── RECORD EXCERPTS

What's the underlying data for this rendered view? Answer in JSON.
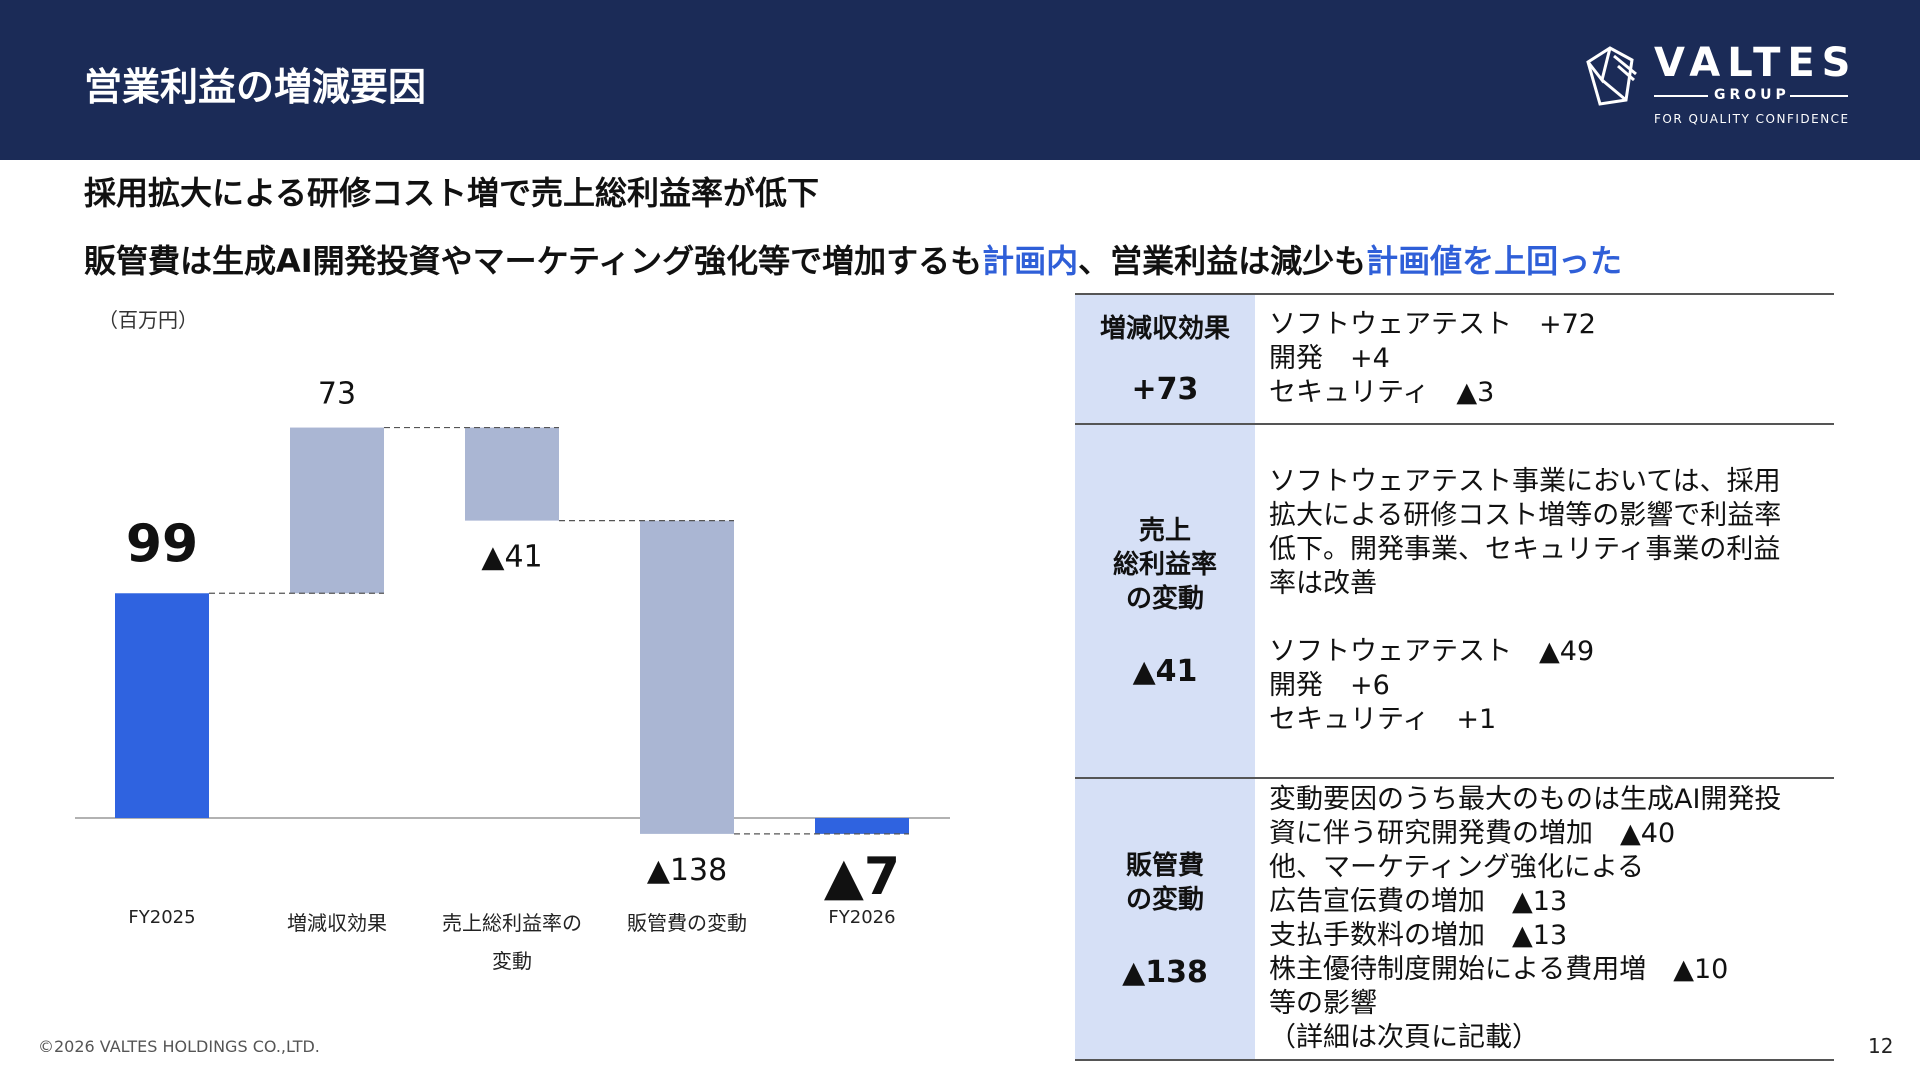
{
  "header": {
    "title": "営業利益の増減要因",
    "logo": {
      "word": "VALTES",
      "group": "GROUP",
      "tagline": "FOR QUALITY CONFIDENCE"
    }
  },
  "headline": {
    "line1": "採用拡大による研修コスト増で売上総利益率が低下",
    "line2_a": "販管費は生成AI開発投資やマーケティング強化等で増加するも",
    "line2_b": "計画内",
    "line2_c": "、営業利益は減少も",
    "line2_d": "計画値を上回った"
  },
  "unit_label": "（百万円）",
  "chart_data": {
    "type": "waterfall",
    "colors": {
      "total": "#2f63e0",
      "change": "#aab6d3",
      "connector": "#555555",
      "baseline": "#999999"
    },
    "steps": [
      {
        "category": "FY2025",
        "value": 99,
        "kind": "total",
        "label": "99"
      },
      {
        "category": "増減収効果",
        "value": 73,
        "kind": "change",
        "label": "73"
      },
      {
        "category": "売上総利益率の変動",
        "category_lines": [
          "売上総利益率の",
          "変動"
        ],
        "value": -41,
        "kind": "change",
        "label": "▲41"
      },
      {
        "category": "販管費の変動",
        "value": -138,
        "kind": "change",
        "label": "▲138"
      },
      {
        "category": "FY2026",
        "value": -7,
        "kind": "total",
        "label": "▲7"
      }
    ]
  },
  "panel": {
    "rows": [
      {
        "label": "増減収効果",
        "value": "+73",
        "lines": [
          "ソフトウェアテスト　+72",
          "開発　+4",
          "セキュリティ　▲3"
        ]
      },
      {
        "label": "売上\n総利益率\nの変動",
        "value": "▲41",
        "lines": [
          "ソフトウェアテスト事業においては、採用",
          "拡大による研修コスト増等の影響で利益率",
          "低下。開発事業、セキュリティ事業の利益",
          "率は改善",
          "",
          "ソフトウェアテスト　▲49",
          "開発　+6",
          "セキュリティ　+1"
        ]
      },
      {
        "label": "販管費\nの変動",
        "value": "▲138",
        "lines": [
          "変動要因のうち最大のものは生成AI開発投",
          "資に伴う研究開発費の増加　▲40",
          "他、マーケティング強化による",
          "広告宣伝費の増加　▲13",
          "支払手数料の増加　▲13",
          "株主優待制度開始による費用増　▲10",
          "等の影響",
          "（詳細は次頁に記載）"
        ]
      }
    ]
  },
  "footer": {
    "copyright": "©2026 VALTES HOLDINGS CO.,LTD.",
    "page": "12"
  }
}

────

TO BE DONE - Your copy should repeat each entry above exactly but contain no pictures.

ANSWER TO THE PROBLEM -
What's the underlying data for this rendered view? Answer in JSON.
{
  "header": {
    "title": "営業利益の増減要因",
    "logo": {
      "word": "VALTES",
      "group": "GROUP",
      "tagline": "FOR QUALITY CONFIDENCE"
    }
  },
  "headline": {
    "line1": "採用拡大による研修コスト増で売上総利益率が低下",
    "line2_a": "販管費は生成AI開発投資やマーケティング強化等で増加するも",
    "line2_b": "計画内",
    "line2_c": "、営業利益は減少も",
    "line2_d": "計画値を上回った"
  },
  "unit_label": "（百万円）",
  "chart_data": {
    "type": "waterfall",
    "colors": {
      "total": "#2f63e0",
      "change": "#aab6d3",
      "connector": "#555555",
      "baseline": "#999999"
    },
    "steps": [
      {
        "category": "FY2025",
        "value": 99,
        "kind": "total",
        "label": "99"
      },
      {
        "category": "増減収効果",
        "value": 73,
        "kind": "change",
        "label": "73"
      },
      {
        "category": "売上総利益率の変動",
        "category_lines": [
          "売上総利益率の",
          "変動"
        ],
        "value": -41,
        "kind": "change",
        "label": "▲41"
      },
      {
        "category": "販管費の変動",
        "value": -138,
        "kind": "change",
        "label": "▲138"
      },
      {
        "category": "FY2026",
        "value": -7,
        "kind": "total",
        "label": "▲7"
      }
    ]
  },
  "panel": {
    "rows": [
      {
        "label": "増減収効果",
        "value": "+73",
        "lines": [
          "ソフトウェアテスト　+72",
          "開発　+4",
          "セキュリティ　▲3"
        ]
      },
      {
        "label": "売上\n総利益率\nの変動",
        "value": "▲41",
        "lines": [
          "ソフトウェアテスト事業においては、採用",
          "拡大による研修コスト増等の影響で利益率",
          "低下。開発事業、セキュリティ事業の利益",
          "率は改善",
          "",
          "ソフトウェアテスト　▲49",
          "開発　+6",
          "セキュリティ　+1"
        ]
      },
      {
        "label": "販管費\nの変動",
        "value": "▲138",
        "lines": [
          "変動要因のうち最大のものは生成AI開発投",
          "資に伴う研究開発費の増加　▲40",
          "他、マーケティング強化による",
          "広告宣伝費の増加　▲13",
          "支払手数料の増加　▲13",
          "株主優待制度開始による費用増　▲10",
          "等の影響",
          "（詳細は次頁に記載）"
        ]
      }
    ]
  },
  "footer": {
    "copyright": "©2026 VALTES HOLDINGS CO.,LTD.",
    "page": "12"
  }
}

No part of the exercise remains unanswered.